▶ **Work required**: Print every entry word for word, but omit the pictures.

▶ **Given data**:
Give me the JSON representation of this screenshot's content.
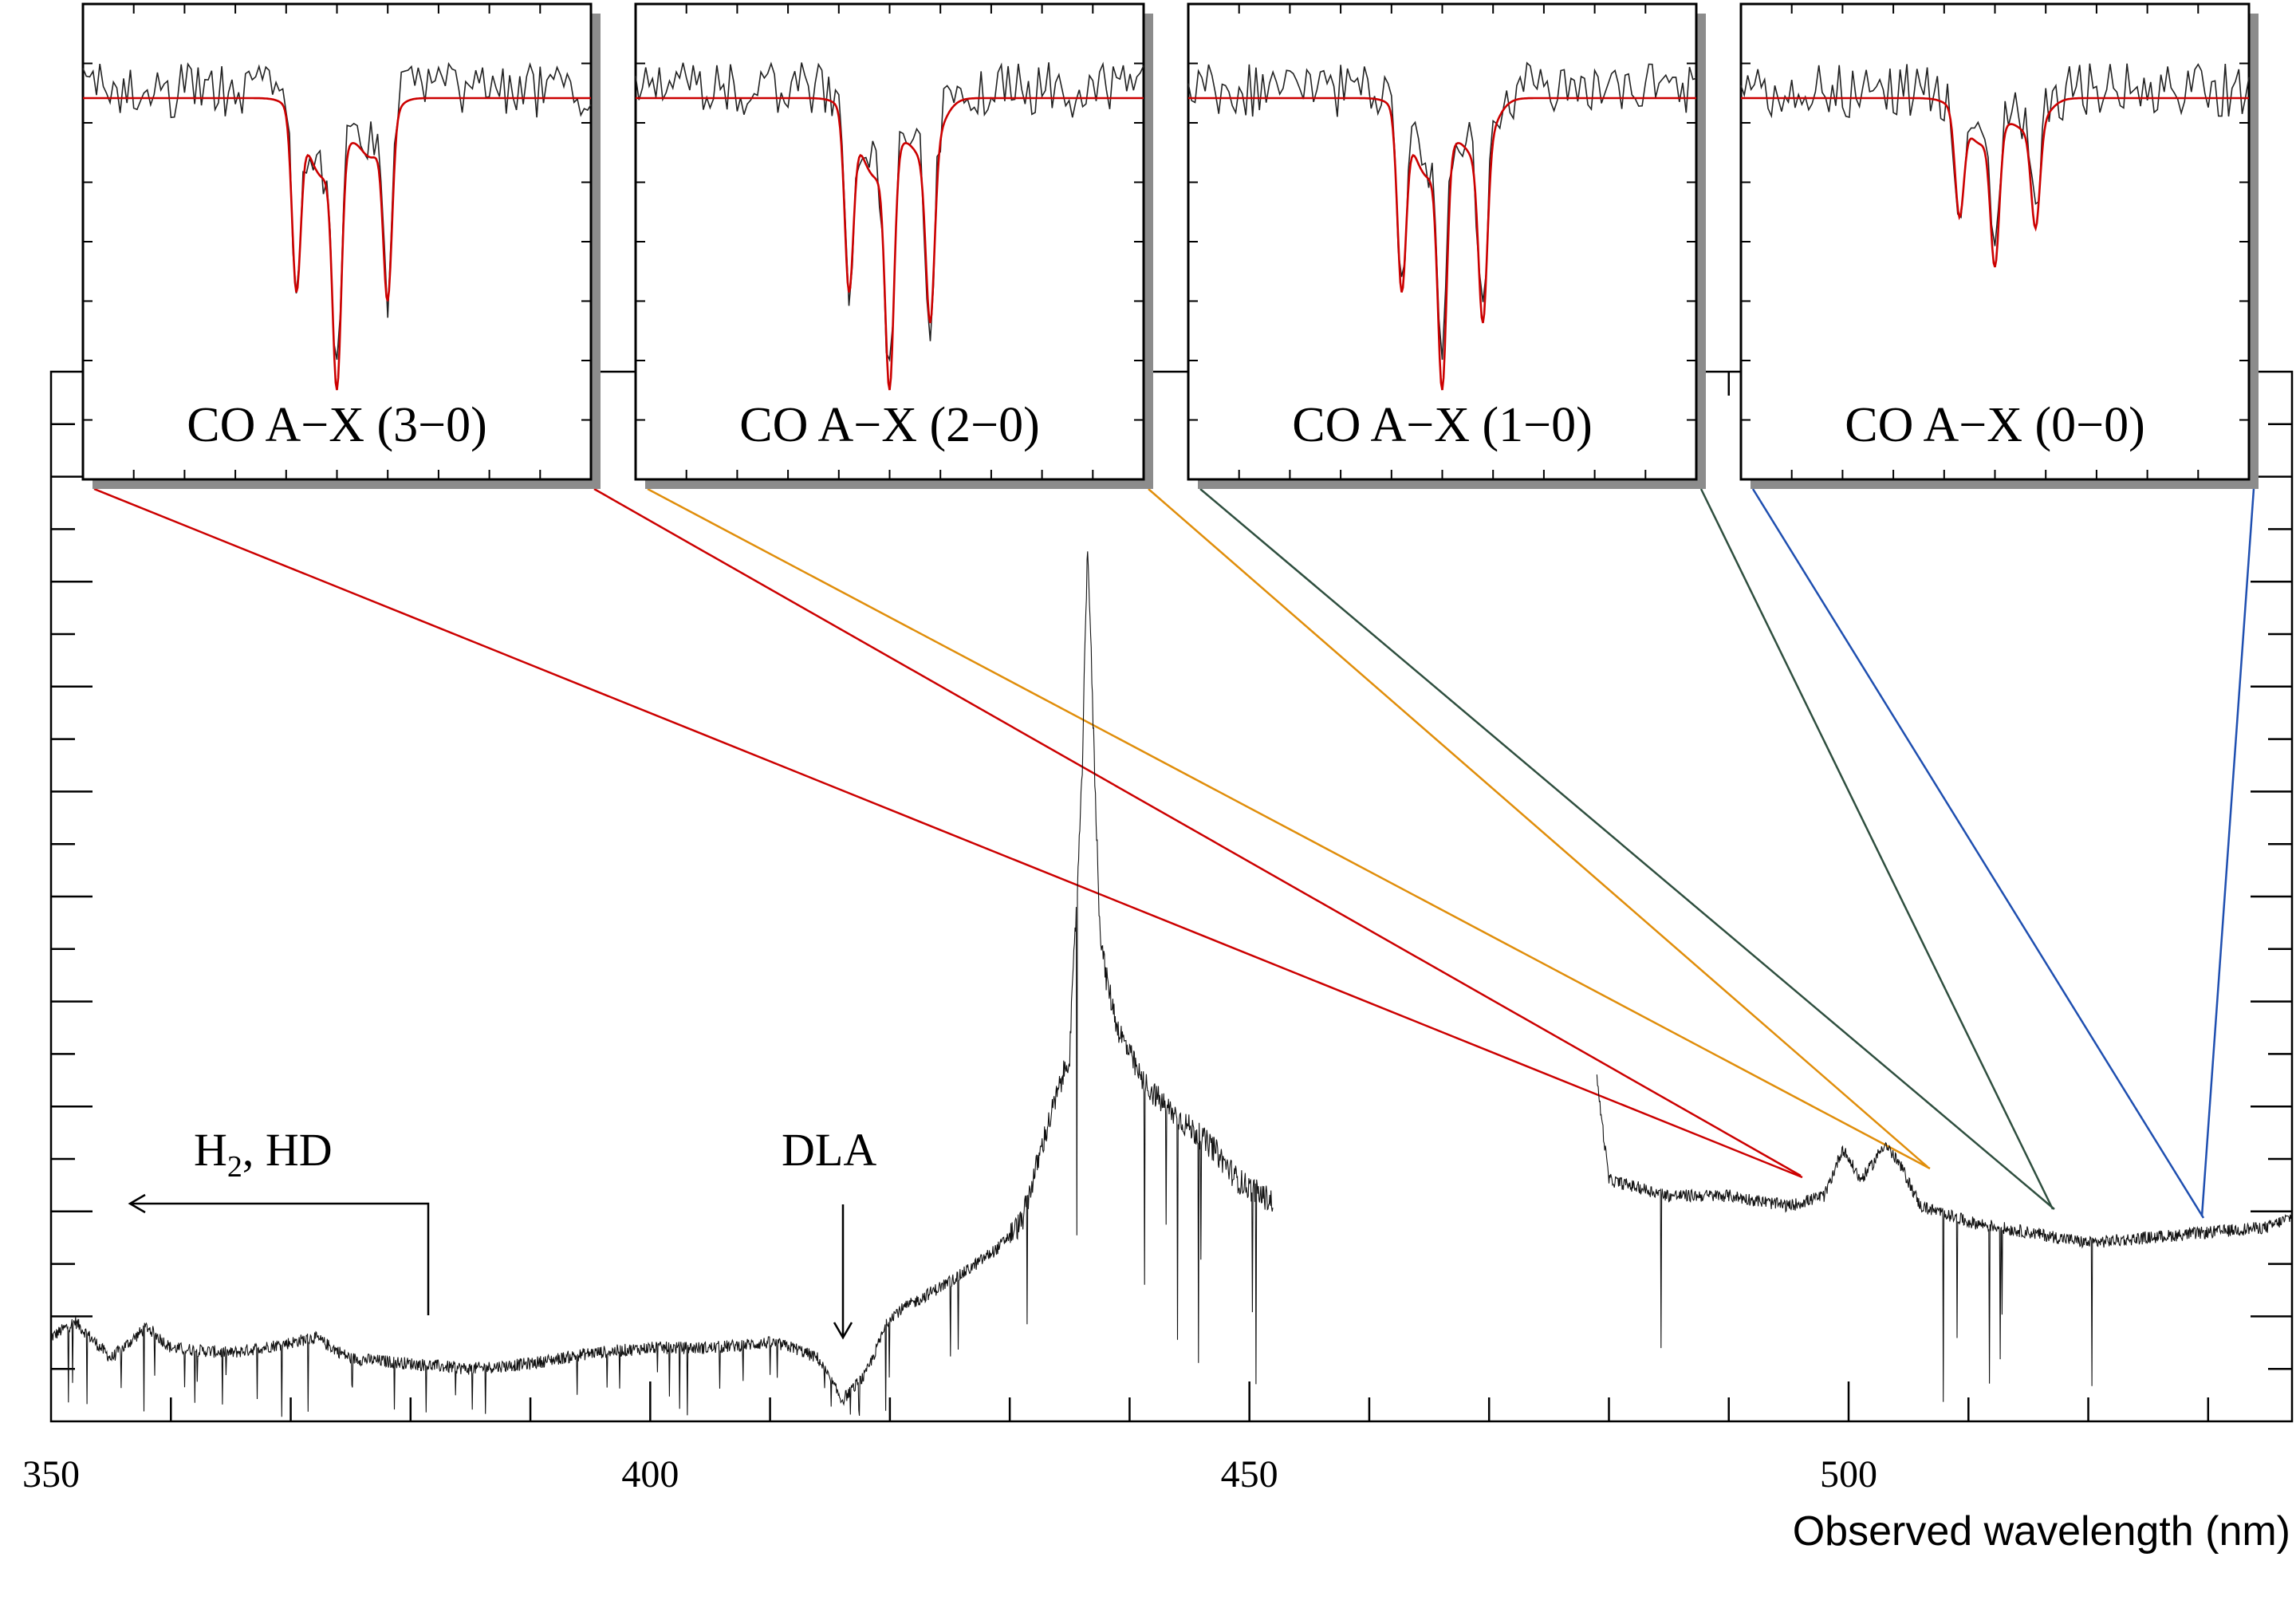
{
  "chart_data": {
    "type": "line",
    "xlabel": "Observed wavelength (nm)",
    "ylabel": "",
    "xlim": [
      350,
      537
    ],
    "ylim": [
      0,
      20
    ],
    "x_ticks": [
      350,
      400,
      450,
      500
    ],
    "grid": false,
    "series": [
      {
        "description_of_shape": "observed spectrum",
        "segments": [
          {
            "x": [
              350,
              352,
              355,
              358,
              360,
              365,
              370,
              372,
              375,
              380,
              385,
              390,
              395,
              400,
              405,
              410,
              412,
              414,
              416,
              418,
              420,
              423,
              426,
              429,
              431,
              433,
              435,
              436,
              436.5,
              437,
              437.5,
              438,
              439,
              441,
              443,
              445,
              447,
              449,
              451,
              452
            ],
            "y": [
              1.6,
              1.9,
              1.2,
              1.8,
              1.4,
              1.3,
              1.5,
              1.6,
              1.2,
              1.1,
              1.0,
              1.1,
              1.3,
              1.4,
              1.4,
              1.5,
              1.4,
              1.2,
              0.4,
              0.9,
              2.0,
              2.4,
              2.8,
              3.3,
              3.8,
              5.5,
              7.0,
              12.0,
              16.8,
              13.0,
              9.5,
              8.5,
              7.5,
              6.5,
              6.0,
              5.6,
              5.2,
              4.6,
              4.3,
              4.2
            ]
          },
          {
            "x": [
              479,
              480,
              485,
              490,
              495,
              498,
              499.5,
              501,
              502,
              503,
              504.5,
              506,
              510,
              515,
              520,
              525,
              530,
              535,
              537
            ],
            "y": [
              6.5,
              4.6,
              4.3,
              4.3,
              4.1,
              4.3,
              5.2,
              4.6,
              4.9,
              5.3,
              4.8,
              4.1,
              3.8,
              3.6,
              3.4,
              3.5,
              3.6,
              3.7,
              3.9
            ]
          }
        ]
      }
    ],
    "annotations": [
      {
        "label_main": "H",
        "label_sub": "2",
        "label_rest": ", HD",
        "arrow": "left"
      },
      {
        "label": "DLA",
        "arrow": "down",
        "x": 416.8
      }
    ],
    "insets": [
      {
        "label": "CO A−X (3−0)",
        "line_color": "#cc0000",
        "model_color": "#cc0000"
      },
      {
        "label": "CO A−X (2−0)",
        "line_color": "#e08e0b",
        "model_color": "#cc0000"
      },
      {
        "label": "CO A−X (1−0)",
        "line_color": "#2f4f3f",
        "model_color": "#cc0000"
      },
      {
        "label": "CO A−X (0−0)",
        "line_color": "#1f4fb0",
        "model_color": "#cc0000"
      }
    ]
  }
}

▶ **Task response**:
Give me the JSON representation of this screenshot's content.
{
  "chart_data": {
    "type": "line",
    "xlabel": "Observed wavelength (nm)",
    "ylabel": "",
    "xlim": [
      350,
      537
    ],
    "ylim": [
      0,
      20
    ],
    "x_ticks": [
      350,
      400,
      450,
      500
    ],
    "grid": false,
    "series": [
      {
        "description_of_shape": "observed spectrum",
        "segments": [
          {
            "x": [
              350,
              352,
              355,
              358,
              360,
              365,
              370,
              372,
              375,
              380,
              385,
              390,
              395,
              400,
              405,
              410,
              412,
              414,
              416,
              418,
              420,
              423,
              426,
              429,
              431,
              433,
              435,
              436,
              436.5,
              437,
              437.5,
              438,
              439,
              441,
              443,
              445,
              447,
              449,
              451,
              452
            ],
            "y": [
              1.6,
              1.9,
              1.2,
              1.8,
              1.4,
              1.3,
              1.5,
              1.6,
              1.2,
              1.1,
              1.0,
              1.1,
              1.3,
              1.4,
              1.4,
              1.5,
              1.4,
              1.2,
              0.4,
              0.9,
              2.0,
              2.4,
              2.8,
              3.3,
              3.8,
              5.5,
              7.0,
              12.0,
              16.8,
              13.0,
              9.5,
              8.5,
              7.5,
              6.5,
              6.0,
              5.6,
              5.2,
              4.6,
              4.3,
              4.2
            ]
          },
          {
            "x": [
              479,
              480,
              485,
              490,
              495,
              498,
              499.5,
              501,
              502,
              503,
              504.5,
              506,
              510,
              515,
              520,
              525,
              530,
              535,
              537
            ],
            "y": [
              6.5,
              4.6,
              4.3,
              4.3,
              4.1,
              4.3,
              5.2,
              4.6,
              4.9,
              5.3,
              4.8,
              4.1,
              3.8,
              3.6,
              3.4,
              3.5,
              3.6,
              3.7,
              3.9
            ]
          }
        ]
      }
    ],
    "annotations": [
      {
        "label_main": "H",
        "label_sub": "2",
        "label_rest": ", HD",
        "arrow": "left"
      },
      {
        "label": "DLA",
        "arrow": "down",
        "x": 416.8
      }
    ],
    "insets": [
      {
        "label": "CO A−X (3−0)",
        "line_color": "#cc0000",
        "model_color": "#cc0000"
      },
      {
        "label": "CO A−X (2−0)",
        "line_color": "#e08e0b",
        "model_color": "#cc0000"
      },
      {
        "label": "CO A−X (1−0)",
        "line_color": "#2f4f3f",
        "model_color": "#cc0000"
      },
      {
        "label": "CO A−X (0−0)",
        "line_color": "#1f4fb0",
        "model_color": "#cc0000"
      }
    ]
  }
}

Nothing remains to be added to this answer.